Material to process:
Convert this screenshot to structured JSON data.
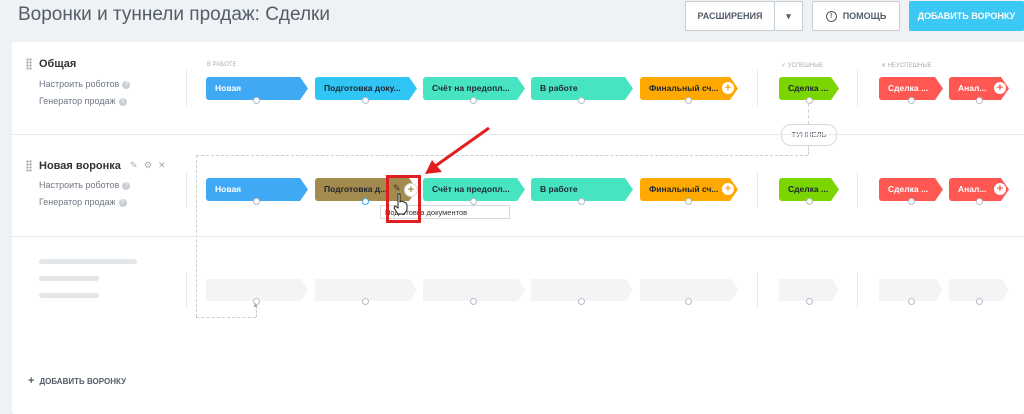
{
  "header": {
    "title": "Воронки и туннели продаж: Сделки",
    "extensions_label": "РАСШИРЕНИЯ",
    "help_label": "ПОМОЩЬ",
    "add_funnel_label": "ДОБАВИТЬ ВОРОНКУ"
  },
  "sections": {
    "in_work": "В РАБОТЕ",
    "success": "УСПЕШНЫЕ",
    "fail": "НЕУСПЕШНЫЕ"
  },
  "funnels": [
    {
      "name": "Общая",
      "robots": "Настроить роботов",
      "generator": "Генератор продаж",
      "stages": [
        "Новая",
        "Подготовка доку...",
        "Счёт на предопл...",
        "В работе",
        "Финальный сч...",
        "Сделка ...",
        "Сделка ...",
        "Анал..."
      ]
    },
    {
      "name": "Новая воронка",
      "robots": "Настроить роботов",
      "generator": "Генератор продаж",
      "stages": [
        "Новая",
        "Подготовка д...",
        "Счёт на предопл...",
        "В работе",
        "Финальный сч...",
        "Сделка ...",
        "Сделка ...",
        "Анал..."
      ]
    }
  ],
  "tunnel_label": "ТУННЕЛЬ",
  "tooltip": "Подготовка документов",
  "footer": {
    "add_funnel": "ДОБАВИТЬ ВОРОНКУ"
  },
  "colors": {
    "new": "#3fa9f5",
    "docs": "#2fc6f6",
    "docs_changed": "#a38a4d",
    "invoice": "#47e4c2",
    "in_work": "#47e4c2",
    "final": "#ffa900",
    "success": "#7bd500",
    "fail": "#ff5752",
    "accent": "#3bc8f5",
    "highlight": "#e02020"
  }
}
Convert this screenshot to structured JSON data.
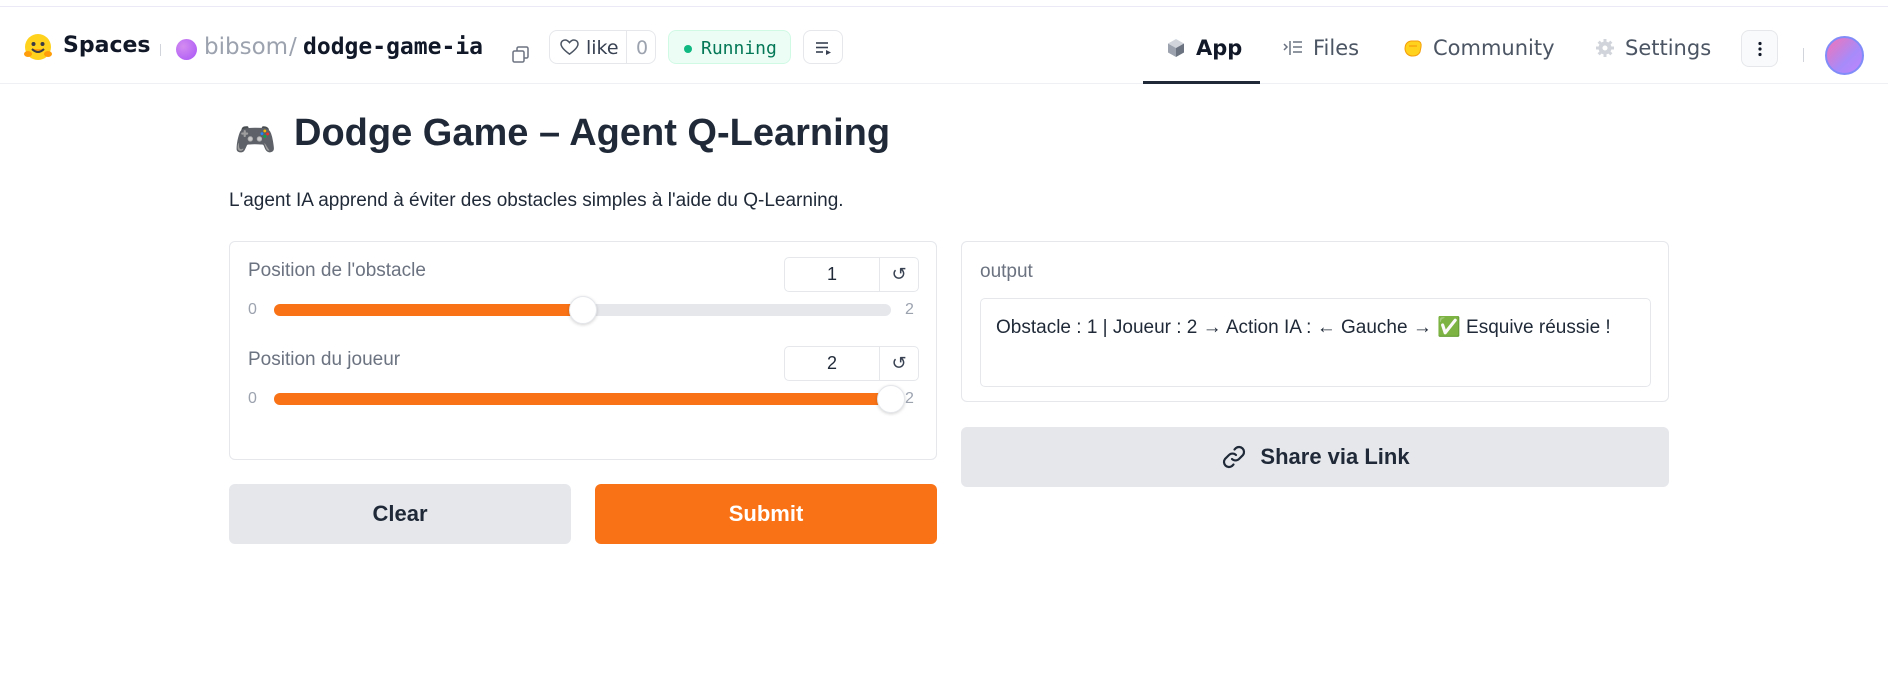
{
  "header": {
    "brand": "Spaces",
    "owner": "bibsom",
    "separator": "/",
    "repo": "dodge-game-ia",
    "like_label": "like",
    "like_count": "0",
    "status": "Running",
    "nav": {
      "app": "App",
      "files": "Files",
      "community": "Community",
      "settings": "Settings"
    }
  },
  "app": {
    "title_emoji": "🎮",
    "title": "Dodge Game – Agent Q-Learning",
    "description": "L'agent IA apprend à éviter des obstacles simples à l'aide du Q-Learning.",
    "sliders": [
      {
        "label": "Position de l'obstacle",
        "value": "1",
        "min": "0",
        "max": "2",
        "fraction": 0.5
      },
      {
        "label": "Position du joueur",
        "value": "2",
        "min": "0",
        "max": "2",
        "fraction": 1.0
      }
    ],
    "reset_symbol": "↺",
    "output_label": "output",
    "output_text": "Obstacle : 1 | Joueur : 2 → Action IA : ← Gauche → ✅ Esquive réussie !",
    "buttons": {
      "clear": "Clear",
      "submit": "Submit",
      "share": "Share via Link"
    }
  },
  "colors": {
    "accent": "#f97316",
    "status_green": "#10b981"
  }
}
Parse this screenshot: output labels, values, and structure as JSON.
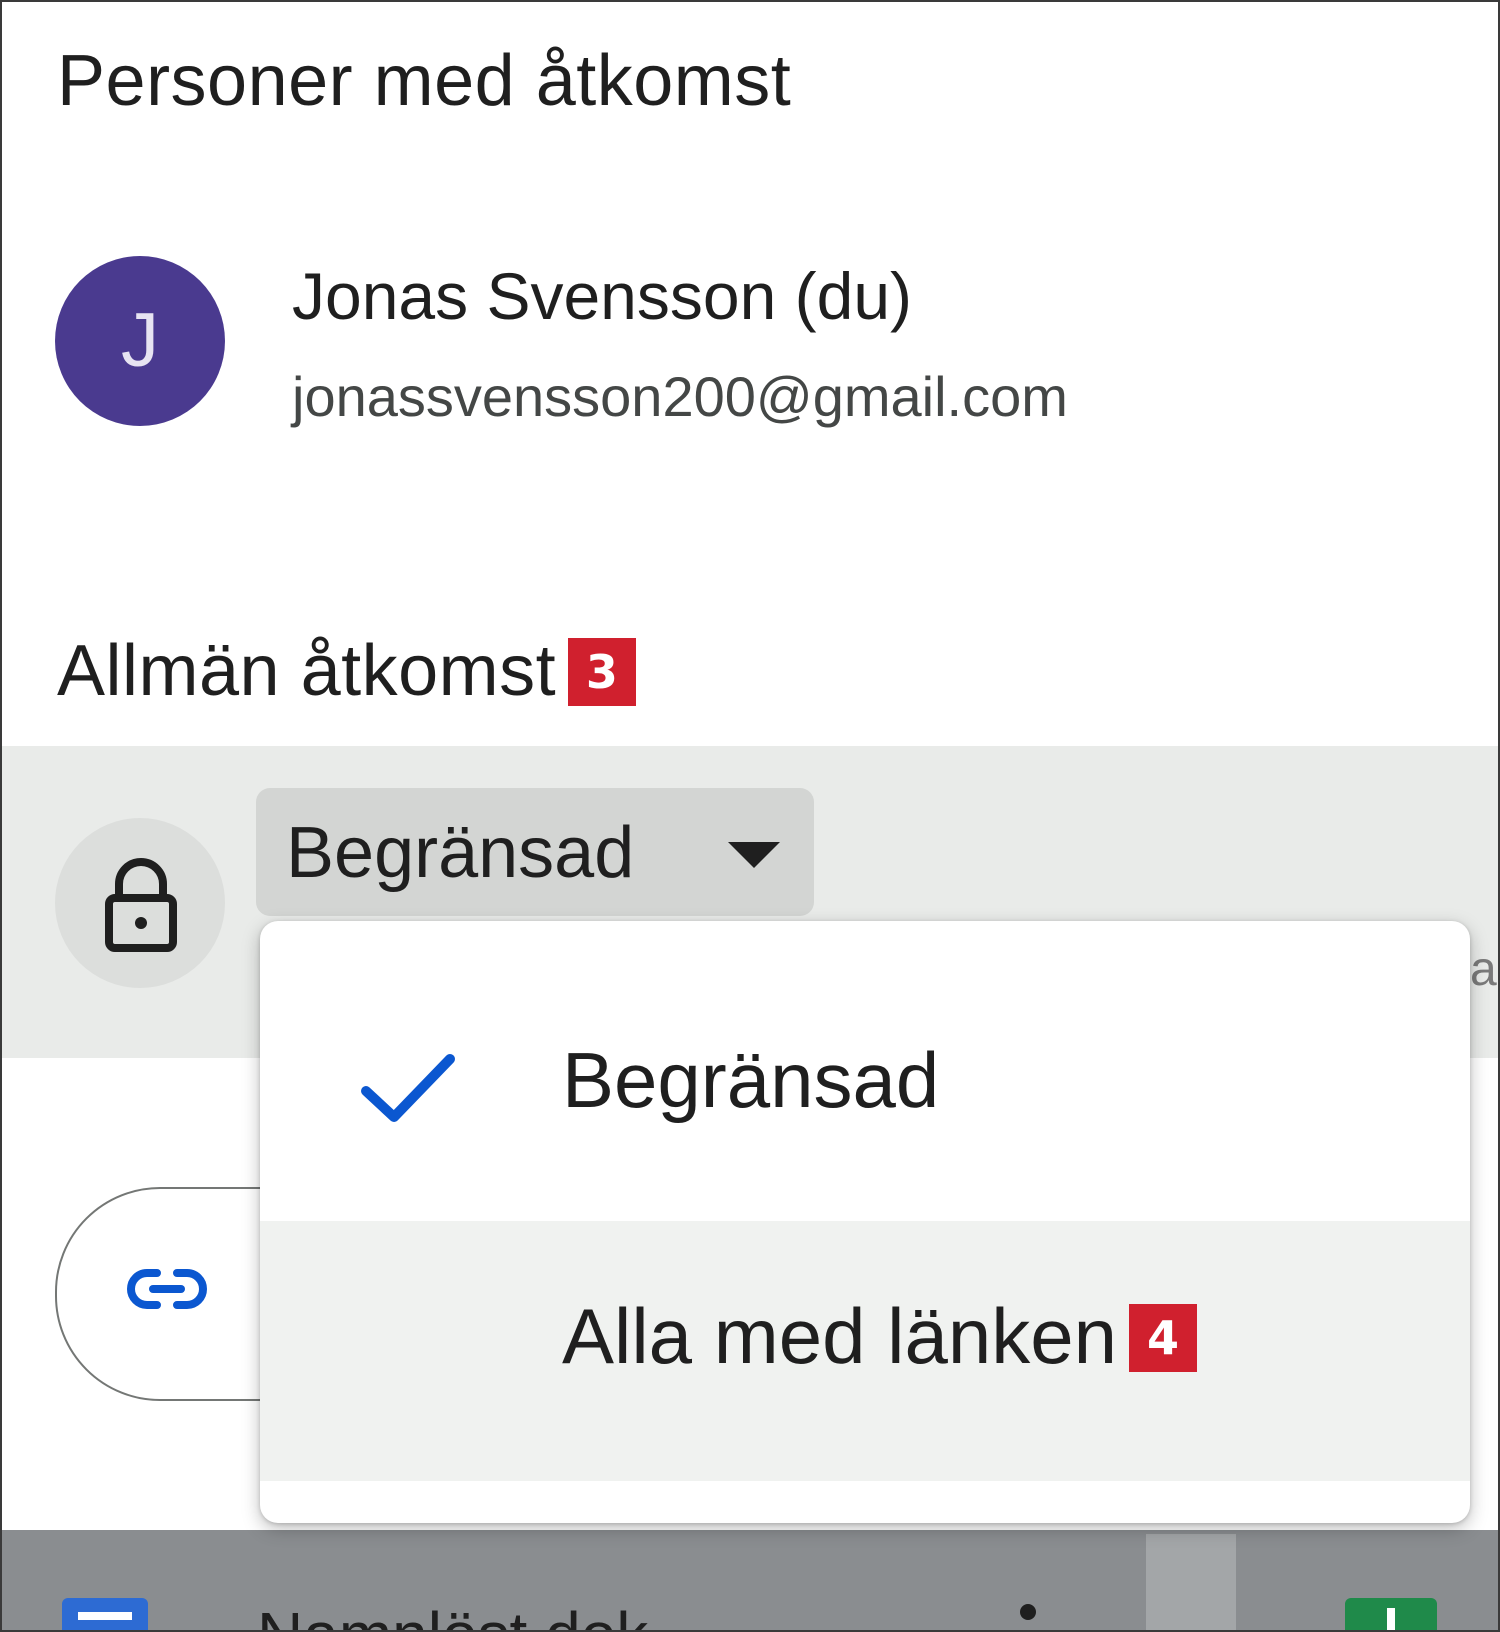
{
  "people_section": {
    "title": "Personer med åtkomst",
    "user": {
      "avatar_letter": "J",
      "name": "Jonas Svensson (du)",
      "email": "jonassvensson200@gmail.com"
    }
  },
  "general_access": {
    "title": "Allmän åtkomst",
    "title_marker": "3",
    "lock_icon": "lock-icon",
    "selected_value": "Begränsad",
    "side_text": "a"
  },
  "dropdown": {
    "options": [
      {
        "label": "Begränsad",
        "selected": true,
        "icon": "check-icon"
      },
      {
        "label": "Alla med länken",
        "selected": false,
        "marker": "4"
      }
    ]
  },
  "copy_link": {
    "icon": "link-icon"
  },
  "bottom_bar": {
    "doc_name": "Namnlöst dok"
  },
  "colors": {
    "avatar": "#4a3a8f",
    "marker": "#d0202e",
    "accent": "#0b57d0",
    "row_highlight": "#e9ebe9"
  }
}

What you need to do: Tally up the lines in the preceding listing that contain the string "Learning". Respond with the number and nothing else.

Task answer: 2